SOURCE MATERIAL:
- - -
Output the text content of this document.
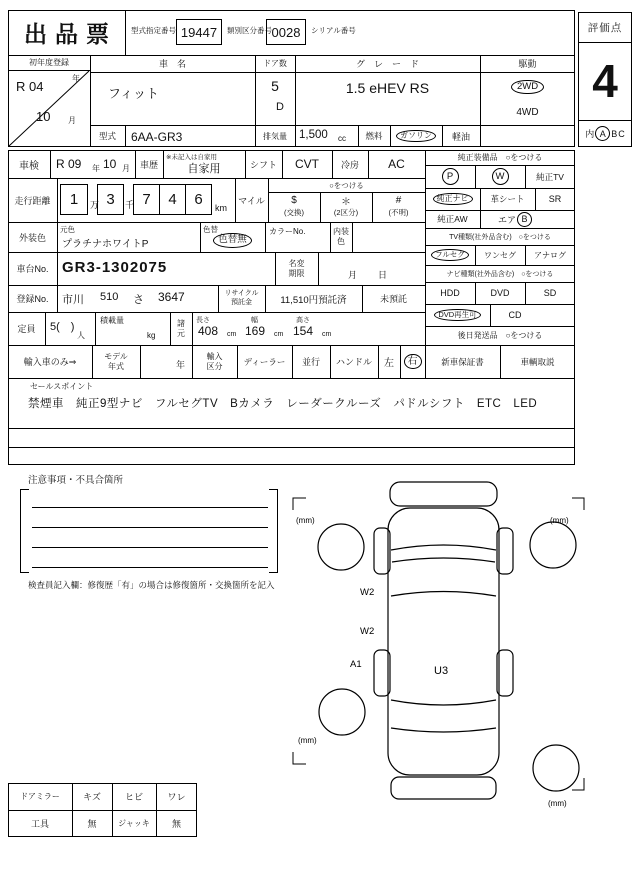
出品票	型式指定番号 19447	類別区分番号 0028	シリアル番号	評価点
4
内 A B C
初年度登録
年
R 04
10 月
車　名
フィット
ドア数
5
D
グ　レ　ー　ド
1.5 eHEV RS
駆動
2WD
4WD
型式	6AA-GR3	排気量	1,500 cc	燃料	ガソリン	軽油
車検	R 09 年 10 月	車歴
※未記入は自家用
自家用	シフト	CVT	冷房	AC
走行距離	1	万 3	千 7	4	6	km
マイル
○をつける
$
(交換)
＊
(2区分)
#
(不明)
外装色
元色
プラチナホワイトP
色替
色替無
カラーNo.	内装色
車台No. GR3-1302075	名変期限	月 日
登録No.	市川 510 さ 3647	リサイクル預託金	11,510円預託済	未預託
定員	5(　)
人
積載量
kg
諸元
長さ
408 cm
幅
169 cm
高さ
154 cm
輸入車のみ⇒
モデル年式	年
輸入区分	ディーラー	並行	ハンドル	左	右
純正装備品　○をつける
P	W	純正TV
純正ナビ	革シート	SR
純正AW	エア B
TV種類(社外品含む)　○をつける
フルセグ	ワンセグ	アナログ
ナビ種類(社外品含む)　○をつける
HDD	DVD	SD
DVD再生可	CD
後日発送品　○をつける
新車保証書	車輌取説
セールスポイント
禁煙車　純正9型ナビ　フルセグTV　Bカメラ　レーダークルーズ　パドルシフト　ETC　LED
注意事項・不具合箇所
検査員記入欄：修復歴「有」の場合は修復箇所・交換箇所を記入
(mm)	(mm)
(mm)
(mm)
W2
W2
A1
U3
ドアミラー	キズ	ヒビ	ワレ
工具	無	ジャッキ	無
- - -
WHAT IS BEING ASKED:
Pictures are excluded; copy all other data exactly as shown.

RESULT OF THE EXERCISE:
Output the text content of this document.
出品票	型式指定番号 19447	類別区分番号 0028	シリアル番号	評価点
4
内 A B C
初年度登録
年
R 04
10 月
車　名
フィット
ドア数
5
D
グ　レ　ー　ド
1.5 eHEV RS
駆動
2WD
4WD
型式	6AA-GR3	排気量	1,500 cc	燃料	ガソリン	軽油
車検	R 09 年 10 月	車歴
※未記入は自家用
自家用	シフト	CVT	冷房	AC
走行距離	1	万 3	千 7	4	6	km
マイル
○をつける
$
(交換)
＊
(2区分)
#
(不明)
外装色
元色
プラチナホワイトP
色替
色替無
カラーNo.	内装色
車台No. GR3-1302075	名変期限	月 日
登録No.	市川 510 さ 3647	リサイクル預託金	11,510円預託済	未預託
定員	5(　)
人
積載量
kg
諸元
長さ
408 cm
幅
169 cm
高さ
154 cm
輸入車のみ⇒
モデル年式	年
輸入区分	ディーラー	並行	ハンドル	左	右
純正装備品　○をつける
P	W	純正TV
純正ナビ	革シート	SR
純正AW	エア B
TV種類(社外品含む)　○をつける
フルセグ	ワンセグ	アナログ
ナビ種類(社外品含む)　○をつける
HDD	DVD	SD
DVD再生可	CD
後日発送品　○をつける
新車保証書	車輌取説
セールスポイント
禁煙車　純正9型ナビ　フルセグTV　Bカメラ　レーダークルーズ　パドルシフト　ETC　LED
注意事項・不具合箇所
検査員記入欄：修復歴「有」の場合は修復箇所・交換箇所を記入
(mm)	(mm)
(mm)
(mm)
W2
W2
A1
U3
ドアミラー	キズ	ヒビ	ワレ
工具	無	ジャッキ	無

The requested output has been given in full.